- _Set task_: Rewrite the entries from their first line through the line containing "wire to LED2 [128, 152, 137, 154]" as a JSON list of strings, one string per line, with blank lines omitted.

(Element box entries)
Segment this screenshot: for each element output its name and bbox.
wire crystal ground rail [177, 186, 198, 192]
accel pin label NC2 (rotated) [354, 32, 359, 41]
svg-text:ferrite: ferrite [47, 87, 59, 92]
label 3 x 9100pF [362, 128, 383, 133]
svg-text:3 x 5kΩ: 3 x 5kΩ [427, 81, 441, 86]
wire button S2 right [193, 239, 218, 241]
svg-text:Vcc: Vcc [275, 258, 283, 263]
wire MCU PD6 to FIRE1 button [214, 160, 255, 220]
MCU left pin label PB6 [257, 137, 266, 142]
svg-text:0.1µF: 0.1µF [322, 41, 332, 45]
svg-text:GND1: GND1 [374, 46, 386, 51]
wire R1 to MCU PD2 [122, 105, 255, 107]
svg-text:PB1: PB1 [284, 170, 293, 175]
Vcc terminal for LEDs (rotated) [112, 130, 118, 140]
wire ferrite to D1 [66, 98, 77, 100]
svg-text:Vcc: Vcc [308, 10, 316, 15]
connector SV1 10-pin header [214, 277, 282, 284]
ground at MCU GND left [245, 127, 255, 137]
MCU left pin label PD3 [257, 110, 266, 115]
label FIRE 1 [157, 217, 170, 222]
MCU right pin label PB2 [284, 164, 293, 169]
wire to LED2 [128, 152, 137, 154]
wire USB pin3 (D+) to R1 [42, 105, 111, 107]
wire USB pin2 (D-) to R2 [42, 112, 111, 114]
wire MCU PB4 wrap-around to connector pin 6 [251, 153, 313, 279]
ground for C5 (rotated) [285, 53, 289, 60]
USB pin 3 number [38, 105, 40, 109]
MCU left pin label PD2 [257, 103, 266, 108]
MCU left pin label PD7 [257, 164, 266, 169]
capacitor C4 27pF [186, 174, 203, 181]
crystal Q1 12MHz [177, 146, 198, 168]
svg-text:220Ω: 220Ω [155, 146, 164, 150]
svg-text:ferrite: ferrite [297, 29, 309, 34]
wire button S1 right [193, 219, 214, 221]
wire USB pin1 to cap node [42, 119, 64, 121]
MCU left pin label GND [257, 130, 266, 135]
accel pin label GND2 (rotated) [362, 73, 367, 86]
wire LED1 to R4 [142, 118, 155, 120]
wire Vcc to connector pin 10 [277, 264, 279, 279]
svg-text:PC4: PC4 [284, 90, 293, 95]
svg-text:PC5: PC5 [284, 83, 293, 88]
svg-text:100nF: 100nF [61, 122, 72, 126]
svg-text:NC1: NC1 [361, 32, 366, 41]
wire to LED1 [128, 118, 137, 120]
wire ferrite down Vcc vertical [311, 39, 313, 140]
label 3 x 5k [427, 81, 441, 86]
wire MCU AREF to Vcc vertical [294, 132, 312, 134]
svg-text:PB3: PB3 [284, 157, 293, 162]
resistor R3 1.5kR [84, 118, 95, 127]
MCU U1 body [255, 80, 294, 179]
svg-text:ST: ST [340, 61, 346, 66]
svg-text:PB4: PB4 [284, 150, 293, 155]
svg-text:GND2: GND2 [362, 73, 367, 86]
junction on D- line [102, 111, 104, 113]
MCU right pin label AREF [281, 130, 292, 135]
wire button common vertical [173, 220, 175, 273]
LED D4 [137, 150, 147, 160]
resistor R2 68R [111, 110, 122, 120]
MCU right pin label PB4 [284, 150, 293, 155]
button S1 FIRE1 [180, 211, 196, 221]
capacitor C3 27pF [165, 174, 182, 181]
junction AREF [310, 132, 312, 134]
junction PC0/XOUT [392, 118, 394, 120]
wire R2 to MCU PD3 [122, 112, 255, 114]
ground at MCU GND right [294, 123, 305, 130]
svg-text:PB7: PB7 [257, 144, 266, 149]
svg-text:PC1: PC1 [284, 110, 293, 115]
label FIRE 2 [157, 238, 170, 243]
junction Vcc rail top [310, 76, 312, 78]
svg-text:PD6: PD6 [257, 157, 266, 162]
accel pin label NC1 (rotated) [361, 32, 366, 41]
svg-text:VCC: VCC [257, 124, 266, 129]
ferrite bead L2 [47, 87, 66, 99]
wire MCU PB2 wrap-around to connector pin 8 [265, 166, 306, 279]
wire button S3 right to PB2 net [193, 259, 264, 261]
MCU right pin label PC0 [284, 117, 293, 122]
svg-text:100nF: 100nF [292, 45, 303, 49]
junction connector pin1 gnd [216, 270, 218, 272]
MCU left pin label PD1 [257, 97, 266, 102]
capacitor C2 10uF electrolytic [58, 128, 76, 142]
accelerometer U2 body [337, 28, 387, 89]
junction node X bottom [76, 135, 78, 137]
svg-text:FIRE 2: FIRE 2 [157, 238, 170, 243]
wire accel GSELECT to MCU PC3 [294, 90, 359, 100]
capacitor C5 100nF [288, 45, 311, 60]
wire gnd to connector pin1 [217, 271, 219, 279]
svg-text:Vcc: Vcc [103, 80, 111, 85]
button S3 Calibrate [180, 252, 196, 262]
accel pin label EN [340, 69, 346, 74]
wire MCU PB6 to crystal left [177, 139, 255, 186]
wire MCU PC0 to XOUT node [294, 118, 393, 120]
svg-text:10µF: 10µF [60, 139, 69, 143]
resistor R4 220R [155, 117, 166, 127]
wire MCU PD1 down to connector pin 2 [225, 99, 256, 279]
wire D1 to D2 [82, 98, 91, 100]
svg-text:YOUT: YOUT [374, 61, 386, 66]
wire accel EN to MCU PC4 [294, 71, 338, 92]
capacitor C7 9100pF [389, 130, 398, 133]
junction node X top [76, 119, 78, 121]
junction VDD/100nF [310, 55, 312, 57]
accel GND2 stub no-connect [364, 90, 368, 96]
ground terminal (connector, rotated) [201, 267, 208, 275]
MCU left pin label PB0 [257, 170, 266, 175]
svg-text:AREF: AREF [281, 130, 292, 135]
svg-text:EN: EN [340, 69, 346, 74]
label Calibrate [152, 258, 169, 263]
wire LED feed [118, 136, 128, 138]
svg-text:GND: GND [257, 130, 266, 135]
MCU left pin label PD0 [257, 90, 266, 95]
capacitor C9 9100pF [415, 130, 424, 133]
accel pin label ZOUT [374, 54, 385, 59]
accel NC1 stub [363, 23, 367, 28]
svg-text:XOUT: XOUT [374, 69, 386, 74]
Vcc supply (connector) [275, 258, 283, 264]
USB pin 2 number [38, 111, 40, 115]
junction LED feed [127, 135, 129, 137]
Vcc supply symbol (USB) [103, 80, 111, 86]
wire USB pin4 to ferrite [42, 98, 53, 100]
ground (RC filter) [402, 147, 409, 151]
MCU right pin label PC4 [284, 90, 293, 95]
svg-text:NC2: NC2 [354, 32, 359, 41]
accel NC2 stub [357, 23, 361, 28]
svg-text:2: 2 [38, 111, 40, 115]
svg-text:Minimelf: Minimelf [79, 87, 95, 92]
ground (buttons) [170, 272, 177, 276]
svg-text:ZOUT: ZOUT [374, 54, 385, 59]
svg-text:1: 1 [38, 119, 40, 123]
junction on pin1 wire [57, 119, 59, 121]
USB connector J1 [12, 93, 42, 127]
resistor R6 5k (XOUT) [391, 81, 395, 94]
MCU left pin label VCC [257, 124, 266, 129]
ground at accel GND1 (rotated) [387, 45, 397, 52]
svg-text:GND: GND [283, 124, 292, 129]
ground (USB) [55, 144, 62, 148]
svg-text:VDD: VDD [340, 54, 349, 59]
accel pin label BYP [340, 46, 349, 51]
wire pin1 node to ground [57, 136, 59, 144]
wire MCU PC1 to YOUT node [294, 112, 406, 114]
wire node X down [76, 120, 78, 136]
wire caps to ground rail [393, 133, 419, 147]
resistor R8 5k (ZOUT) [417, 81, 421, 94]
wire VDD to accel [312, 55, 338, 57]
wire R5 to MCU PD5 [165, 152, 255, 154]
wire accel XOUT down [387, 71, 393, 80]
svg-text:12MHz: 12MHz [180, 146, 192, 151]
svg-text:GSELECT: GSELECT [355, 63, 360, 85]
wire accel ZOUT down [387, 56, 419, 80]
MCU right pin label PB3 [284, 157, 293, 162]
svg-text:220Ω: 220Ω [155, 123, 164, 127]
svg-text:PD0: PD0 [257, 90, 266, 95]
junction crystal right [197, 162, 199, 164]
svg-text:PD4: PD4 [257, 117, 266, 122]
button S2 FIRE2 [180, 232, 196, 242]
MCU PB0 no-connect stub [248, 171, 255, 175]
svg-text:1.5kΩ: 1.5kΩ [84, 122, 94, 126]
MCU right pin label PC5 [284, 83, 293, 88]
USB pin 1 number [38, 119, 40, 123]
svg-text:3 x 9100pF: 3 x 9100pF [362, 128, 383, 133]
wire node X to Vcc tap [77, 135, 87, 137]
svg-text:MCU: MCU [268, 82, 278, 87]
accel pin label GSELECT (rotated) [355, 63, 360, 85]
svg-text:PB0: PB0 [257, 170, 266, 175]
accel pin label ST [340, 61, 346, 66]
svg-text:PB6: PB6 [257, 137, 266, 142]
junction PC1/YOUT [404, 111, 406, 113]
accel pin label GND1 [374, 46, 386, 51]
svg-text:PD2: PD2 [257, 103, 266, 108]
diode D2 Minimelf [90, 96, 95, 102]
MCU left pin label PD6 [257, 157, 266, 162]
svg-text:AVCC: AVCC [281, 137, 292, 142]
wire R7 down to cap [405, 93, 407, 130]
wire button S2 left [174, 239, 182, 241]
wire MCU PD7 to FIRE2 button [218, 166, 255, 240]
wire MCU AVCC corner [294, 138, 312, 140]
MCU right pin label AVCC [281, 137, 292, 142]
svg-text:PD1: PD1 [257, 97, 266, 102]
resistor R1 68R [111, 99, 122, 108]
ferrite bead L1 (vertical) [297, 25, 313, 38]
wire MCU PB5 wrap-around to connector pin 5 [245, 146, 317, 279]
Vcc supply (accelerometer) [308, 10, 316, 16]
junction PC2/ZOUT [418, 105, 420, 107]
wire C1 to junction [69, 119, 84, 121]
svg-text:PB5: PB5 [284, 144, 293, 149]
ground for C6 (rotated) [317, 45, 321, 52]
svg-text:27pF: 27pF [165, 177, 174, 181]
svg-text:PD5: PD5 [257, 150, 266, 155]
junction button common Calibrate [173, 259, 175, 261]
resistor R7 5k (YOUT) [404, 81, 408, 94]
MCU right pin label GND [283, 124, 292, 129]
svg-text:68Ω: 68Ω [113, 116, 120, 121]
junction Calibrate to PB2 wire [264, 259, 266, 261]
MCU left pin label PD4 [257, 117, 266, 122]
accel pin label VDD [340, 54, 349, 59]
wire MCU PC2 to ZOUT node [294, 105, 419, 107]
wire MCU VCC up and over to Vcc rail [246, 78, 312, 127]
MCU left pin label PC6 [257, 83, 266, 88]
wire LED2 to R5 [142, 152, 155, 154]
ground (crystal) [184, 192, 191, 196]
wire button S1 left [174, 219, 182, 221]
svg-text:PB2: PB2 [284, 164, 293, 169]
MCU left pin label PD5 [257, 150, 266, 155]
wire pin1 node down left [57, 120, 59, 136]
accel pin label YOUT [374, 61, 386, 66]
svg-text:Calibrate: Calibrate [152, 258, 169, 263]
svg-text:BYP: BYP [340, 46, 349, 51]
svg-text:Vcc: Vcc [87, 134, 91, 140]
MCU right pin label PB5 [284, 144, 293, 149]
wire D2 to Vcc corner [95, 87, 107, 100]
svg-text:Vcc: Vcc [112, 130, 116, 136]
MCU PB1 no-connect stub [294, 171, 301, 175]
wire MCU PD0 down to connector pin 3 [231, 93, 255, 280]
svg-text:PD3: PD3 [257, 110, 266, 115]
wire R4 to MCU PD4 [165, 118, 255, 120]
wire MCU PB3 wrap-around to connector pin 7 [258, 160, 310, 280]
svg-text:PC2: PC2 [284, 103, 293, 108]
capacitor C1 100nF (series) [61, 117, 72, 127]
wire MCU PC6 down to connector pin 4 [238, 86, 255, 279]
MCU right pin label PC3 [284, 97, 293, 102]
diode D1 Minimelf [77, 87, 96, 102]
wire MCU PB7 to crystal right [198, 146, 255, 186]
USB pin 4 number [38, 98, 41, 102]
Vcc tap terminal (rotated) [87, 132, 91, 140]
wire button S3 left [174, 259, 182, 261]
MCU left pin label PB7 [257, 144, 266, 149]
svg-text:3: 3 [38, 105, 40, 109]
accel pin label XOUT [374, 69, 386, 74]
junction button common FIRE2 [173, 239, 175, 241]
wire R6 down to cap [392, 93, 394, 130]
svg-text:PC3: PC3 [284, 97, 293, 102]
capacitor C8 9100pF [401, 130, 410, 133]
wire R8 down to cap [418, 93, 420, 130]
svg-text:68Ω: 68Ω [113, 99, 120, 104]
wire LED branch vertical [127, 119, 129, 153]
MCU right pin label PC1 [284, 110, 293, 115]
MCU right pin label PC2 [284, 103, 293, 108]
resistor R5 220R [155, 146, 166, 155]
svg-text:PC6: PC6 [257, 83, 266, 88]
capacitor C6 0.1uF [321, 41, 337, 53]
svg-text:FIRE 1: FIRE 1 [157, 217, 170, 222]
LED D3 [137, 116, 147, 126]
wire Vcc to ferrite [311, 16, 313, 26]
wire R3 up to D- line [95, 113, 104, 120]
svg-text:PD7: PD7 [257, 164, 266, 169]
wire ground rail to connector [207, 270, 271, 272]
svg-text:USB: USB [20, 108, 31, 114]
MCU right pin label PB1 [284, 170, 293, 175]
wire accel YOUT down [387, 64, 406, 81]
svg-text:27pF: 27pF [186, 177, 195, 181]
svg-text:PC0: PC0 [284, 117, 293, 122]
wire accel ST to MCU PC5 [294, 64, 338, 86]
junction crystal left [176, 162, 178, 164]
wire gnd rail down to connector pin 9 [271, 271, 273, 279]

- _The completed task_:
[
  "Segment this screenshot: for each element output its name and bbox.",
  "wire crystal ground rail [177, 186, 198, 192]",
  "accel pin label NC2 (rotated) [354, 32, 359, 41]",
  "svg-text:ferrite: ferrite [47, 87, 59, 92]",
  "label 3 x 9100pF [362, 128, 383, 133]",
  "svg-text:3 x 5kΩ: 3 x 5kΩ [427, 81, 441, 86]",
  "wire button S2 right [193, 239, 218, 241]",
  "svg-text:Vcc: Vcc [275, 258, 283, 263]",
  "wire MCU PD6 to FIRE1 button [214, 160, 255, 220]",
  "MCU left pin label PB6 [257, 137, 266, 142]",
  "svg-text:0.1µF: 0.1µF [322, 41, 332, 45]",
  "svg-text:GND1: GND1 [374, 46, 386, 51]",
  "wire R1 to MCU PD2 [122, 105, 255, 107]",
  "svg-text:PB1: PB1 [284, 170, 293, 175]",
  "Vcc terminal for LEDs (rotated) [112, 130, 118, 140]",
  "wire ferrite to D1 [66, 98, 77, 100]",
  "svg-text:Vcc: Vcc [308, 10, 316, 15]",
  "connector SV1 10-pin header [214, 277, 282, 284]",
  "ground at MCU GND left [245, 127, 255, 137]",
  "MCU left pin label PD3 [257, 110, 266, 115]",
  "label FIRE 1 [157, 217, 170, 222]",
  "MCU right pin label PB2 [284, 164, 293, 169]",
  "wire to LED2 [128, 152, 137, 154]"
]